[Provided material]:

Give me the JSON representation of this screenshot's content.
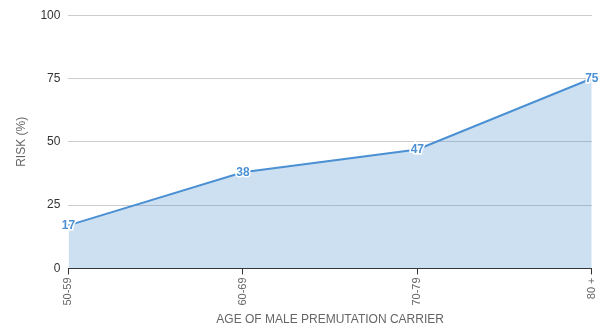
{
  "chart_data": {
    "type": "area",
    "categories": [
      "50-59",
      "60-69",
      "70-79",
      "80 +"
    ],
    "values": [
      17,
      38,
      47,
      75
    ],
    "color": "#4a90d2",
    "x_label": "AGE OF MALE PREMUTATION CARRIER",
    "y_label": "RISK (%)",
    "ylim": [
      0,
      100
    ],
    "yticks": [
      0,
      25,
      50,
      75,
      100
    ],
    "grid": true,
    "data_labels": true
  }
}
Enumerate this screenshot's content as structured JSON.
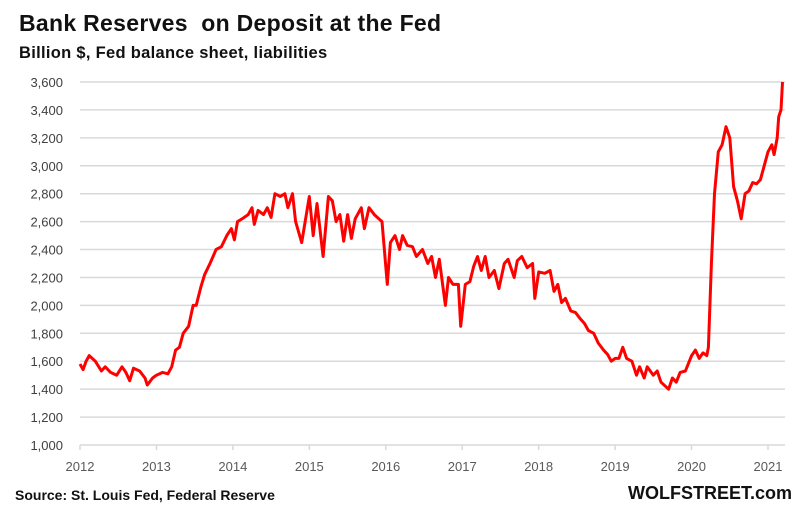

[Given problem]: Without the pictures, return the entries exactly as they appear.

[Answer below]:
Give me the JSON representation of this screenshot's content.
{
  "chart_data": {
    "type": "area",
    "categories": [
      "50-59",
      "60-69",
      "70-79",
      "80 +"
    ],
    "values": [
      17,
      38,
      47,
      75
    ],
    "color": "#4a90d2",
    "x_label": "AGE OF MALE PREMUTATION CARRIER",
    "y_label": "RISK (%)",
    "ylim": [
      0,
      100
    ],
    "yticks": [
      0,
      25,
      50,
      75,
      100
    ],
    "grid": true,
    "data_labels": true
  }
}
Enumerate this screenshot's content as structured JSON.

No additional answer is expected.